EXERCISE DIRECTIONS — Output the records exactly. Include every line.

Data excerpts
-- START --

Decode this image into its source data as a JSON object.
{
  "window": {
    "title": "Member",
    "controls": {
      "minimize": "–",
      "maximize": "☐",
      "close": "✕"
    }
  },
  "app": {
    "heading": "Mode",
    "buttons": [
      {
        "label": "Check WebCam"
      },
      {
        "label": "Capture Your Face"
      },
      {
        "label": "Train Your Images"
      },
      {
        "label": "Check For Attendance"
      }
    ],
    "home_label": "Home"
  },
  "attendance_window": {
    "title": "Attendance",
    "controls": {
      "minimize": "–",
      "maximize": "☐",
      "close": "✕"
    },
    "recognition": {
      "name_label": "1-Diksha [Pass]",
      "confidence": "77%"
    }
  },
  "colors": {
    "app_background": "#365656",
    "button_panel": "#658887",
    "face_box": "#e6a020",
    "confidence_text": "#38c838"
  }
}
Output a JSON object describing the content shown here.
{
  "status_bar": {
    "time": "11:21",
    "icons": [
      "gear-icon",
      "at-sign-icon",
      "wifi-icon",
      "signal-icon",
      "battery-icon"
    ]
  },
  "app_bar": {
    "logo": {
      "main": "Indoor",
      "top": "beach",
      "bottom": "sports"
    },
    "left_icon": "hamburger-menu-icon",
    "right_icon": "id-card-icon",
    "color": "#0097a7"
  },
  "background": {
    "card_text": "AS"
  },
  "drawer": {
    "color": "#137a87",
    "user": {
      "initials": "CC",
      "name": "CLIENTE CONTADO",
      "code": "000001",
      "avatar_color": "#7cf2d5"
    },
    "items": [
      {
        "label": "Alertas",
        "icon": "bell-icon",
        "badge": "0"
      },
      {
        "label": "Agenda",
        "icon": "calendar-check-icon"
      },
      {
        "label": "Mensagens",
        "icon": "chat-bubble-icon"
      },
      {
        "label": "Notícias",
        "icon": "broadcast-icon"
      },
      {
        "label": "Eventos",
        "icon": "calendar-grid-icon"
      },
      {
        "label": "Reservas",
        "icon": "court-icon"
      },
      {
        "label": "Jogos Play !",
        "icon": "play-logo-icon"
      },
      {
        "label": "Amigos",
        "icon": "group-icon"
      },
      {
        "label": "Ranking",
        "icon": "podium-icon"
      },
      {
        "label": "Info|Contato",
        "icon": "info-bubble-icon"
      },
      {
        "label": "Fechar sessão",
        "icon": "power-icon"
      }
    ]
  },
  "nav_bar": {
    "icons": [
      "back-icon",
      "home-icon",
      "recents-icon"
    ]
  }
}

-- END --

THE OUTPUT —
Decode this image into its source data as a JSON object.
{
  "window": {
    "title": "Member",
    "controls": {
      "minimize": "–",
      "maximize": "☐",
      "close": "✕"
    }
  },
  "app": {
    "heading": "Mode",
    "buttons": [
      {
        "label": "Check WebCam"
      },
      {
        "label": "Capture Your Face"
      },
      {
        "label": "Train Your Images"
      },
      {
        "label": "Check For Attendance"
      }
    ],
    "home_label": "Home"
  },
  "attendance_window": {
    "title": "Attendance",
    "controls": {
      "minimize": "–",
      "maximize": "☐",
      "close": "✕"
    },
    "recognition": {
      "name_label": "1-Diksha [Pass]",
      "confidence": "77%"
    }
  },
  "colors": {
    "app_background": "#365656",
    "button_panel": "#658887",
    "face_box": "#e6a020",
    "confidence_text": "#38c838"
  }
}
Output a JSON object describing the content shown here.
{
  "status_bar": {
    "time": "11:21",
    "icons": [
      "gear-icon",
      "at-sign-icon",
      "wifi-icon",
      "signal-icon",
      "battery-icon"
    ]
  },
  "app_bar": {
    "logo": {
      "main": "Indoor",
      "top": "beach",
      "bottom": "sports"
    },
    "left_icon": "hamburger-menu-icon",
    "right_icon": "id-card-icon",
    "color": "#0097a7"
  },
  "background": {
    "card_text": "AS"
  },
  "drawer": {
    "color": "#137a87",
    "user": {
      "initials": "CC",
      "name": "CLIENTE CONTADO",
      "code": "000001",
      "avatar_color": "#7cf2d5"
    },
    "items": [
      {
        "label": "Alertas",
        "icon": "bell-icon",
        "badge": "0"
      },
      {
        "label": "Agenda",
        "icon": "calendar-check-icon"
      },
      {
        "label": "Mensagens",
        "icon": "chat-bubble-icon"
      },
      {
        "label": "Notícias",
        "icon": "broadcast-icon"
      },
      {
        "label": "Eventos",
        "icon": "calendar-grid-icon"
      },
      {
        "label": "Reservas",
        "icon": "court-icon"
      },
      {
        "label": "Jogos Play !",
        "icon": "play-logo-icon"
      },
      {
        "label": "Amigos",
        "icon": "group-icon"
      },
      {
        "label": "Ranking",
        "icon": "podium-icon"
      },
      {
        "label": "Info|Contato",
        "icon": "info-bubble-icon"
      },
      {
        "label": "Fechar sessão",
        "icon": "power-icon"
      }
    ]
  },
  "nav_bar": {
    "icons": [
      "back-icon",
      "home-icon",
      "recents-icon"
    ]
  }
}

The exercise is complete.